(Data entries)
****************

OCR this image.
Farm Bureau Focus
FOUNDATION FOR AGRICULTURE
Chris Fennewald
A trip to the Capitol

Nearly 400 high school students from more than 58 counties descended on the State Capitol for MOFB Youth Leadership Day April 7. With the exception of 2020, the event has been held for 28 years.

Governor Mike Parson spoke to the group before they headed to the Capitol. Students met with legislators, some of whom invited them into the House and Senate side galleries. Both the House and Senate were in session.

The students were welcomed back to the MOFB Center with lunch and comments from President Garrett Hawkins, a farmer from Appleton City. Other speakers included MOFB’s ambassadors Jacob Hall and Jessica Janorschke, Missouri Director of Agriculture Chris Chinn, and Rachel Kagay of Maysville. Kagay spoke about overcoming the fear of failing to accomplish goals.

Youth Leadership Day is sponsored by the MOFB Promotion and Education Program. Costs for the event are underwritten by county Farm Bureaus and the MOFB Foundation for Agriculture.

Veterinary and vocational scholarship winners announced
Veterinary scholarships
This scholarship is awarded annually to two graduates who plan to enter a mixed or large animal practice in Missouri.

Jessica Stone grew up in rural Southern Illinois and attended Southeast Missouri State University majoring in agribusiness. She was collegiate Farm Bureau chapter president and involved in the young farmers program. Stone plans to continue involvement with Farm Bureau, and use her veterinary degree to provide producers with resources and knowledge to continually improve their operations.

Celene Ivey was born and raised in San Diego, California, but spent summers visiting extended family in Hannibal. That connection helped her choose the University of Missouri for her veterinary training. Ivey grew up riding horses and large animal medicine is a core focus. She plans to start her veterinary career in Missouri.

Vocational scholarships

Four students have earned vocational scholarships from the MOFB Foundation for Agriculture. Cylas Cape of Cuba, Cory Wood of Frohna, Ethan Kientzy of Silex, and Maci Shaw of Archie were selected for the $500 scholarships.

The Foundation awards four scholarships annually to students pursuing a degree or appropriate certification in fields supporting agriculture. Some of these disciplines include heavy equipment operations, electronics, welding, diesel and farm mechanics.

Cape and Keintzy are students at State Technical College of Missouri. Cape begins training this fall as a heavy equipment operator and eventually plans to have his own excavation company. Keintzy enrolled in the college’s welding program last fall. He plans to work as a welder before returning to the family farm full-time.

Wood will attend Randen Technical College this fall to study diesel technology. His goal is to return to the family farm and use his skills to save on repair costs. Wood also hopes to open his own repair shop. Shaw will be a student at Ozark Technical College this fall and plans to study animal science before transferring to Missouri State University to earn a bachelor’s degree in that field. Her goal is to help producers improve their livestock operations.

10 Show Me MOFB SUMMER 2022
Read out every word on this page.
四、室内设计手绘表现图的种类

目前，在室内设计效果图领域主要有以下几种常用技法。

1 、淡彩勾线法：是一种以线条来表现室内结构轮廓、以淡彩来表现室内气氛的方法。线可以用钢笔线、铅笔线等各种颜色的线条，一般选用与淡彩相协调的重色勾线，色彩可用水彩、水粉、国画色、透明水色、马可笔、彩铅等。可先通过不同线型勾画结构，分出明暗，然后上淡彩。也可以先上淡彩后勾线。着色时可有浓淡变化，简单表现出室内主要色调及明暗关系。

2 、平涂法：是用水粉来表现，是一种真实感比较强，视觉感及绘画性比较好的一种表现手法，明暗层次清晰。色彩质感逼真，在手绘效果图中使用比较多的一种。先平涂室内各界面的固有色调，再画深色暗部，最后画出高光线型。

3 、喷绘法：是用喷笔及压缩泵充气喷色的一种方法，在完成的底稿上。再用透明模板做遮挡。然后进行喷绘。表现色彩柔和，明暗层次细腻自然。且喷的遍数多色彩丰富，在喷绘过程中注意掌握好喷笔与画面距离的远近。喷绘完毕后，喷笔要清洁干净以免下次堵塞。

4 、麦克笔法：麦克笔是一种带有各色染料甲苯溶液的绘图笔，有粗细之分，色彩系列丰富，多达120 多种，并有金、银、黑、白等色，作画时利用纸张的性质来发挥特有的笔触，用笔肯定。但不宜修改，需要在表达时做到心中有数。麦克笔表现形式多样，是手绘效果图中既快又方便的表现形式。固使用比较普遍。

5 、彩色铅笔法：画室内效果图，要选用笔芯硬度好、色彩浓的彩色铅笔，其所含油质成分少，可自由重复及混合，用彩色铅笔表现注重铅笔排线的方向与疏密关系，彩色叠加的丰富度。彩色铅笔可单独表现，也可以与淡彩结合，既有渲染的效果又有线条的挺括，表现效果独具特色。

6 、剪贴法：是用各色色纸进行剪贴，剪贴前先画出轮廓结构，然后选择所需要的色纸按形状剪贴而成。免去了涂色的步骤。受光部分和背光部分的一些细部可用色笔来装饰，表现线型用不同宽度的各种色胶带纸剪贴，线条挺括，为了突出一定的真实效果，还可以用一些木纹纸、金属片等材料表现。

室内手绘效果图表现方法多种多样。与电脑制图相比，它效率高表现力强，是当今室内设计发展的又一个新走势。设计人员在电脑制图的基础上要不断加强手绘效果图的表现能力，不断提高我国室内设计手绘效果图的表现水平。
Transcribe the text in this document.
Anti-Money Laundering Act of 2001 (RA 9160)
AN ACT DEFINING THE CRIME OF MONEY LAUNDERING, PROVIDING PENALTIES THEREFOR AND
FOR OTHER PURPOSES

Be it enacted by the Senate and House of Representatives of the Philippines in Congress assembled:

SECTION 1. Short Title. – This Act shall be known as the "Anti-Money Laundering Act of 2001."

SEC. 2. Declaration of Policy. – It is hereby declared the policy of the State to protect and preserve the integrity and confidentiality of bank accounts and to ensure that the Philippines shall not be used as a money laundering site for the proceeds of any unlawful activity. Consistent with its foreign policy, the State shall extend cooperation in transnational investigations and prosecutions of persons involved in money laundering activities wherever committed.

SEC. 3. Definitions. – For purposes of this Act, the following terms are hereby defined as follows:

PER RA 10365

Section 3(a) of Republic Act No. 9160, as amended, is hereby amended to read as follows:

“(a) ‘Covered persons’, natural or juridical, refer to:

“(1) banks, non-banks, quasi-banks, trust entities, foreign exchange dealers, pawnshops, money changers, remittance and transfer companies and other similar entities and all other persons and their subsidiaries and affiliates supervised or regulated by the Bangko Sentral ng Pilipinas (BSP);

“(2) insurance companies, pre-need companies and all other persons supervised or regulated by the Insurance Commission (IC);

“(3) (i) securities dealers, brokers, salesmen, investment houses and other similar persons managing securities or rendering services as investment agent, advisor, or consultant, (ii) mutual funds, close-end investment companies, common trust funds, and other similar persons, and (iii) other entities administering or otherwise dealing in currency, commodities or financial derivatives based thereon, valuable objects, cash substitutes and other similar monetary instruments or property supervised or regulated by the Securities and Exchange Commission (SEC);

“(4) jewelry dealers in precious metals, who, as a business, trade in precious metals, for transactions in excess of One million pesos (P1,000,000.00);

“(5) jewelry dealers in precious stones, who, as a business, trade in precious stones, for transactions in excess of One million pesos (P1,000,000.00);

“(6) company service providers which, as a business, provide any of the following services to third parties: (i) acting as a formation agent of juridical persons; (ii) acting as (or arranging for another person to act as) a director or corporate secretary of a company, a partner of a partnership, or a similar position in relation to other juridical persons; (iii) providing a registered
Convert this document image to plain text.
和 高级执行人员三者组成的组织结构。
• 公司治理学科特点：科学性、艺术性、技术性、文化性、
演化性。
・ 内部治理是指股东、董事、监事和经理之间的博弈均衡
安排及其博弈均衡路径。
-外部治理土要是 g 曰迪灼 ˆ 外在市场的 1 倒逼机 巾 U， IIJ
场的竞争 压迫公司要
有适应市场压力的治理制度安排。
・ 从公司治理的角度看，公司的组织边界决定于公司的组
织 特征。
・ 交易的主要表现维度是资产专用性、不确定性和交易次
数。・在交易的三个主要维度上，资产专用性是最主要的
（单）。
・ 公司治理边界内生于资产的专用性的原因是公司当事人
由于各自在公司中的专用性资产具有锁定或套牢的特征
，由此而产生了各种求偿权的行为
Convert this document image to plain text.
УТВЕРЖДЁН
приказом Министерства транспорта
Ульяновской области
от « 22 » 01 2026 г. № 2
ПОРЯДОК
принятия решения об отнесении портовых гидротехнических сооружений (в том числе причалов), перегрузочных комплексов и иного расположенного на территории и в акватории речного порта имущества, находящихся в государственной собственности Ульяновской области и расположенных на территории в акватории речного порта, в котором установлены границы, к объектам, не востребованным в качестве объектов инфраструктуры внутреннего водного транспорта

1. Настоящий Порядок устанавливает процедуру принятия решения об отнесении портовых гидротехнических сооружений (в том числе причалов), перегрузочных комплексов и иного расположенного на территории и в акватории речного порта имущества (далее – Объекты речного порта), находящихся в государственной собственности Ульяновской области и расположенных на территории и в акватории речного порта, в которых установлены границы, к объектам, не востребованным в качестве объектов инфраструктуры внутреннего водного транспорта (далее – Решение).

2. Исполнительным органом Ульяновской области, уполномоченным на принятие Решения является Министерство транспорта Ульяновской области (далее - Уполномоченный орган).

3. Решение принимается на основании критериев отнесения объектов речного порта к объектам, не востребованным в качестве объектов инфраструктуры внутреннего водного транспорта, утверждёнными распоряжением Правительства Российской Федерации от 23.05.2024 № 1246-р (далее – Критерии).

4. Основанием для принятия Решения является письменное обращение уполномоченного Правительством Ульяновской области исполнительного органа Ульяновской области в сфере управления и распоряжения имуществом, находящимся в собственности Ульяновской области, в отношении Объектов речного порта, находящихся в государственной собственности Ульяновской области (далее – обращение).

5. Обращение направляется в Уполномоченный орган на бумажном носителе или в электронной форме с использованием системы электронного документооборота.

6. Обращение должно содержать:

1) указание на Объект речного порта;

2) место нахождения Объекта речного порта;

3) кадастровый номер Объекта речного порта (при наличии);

****************

▸ **Do this**
Copy all lines of the material above where the string "Решение" occurs.

▸ **Result below**
1. Настоящий Порядок устанавливает процедуру принятия решения об отнесении портовых гидротехнических сооружений (в том числе причалов), перегрузочных комплексов и иного расположенного на территории и в акватории речного порта имущества (далее – Объекты речного порта), находящихся в государственной собственности Ульяновской области и расположенных на территории и в акватории речного порта, в которых установлены границы, к объектам, не востребованным в качестве объектов инфраструктуры внутреннего водного транспорта (далее – Решение).
3. Решение принимается на основании критериев отнесения объектов речного порта к объектам, не востребованным в качестве объектов инфраструктуры внутреннего водного транспорта, утверждёнными распоряжением Правительства Российской Федерации от 23.05.2024 № 1246-р (далее – Критерии).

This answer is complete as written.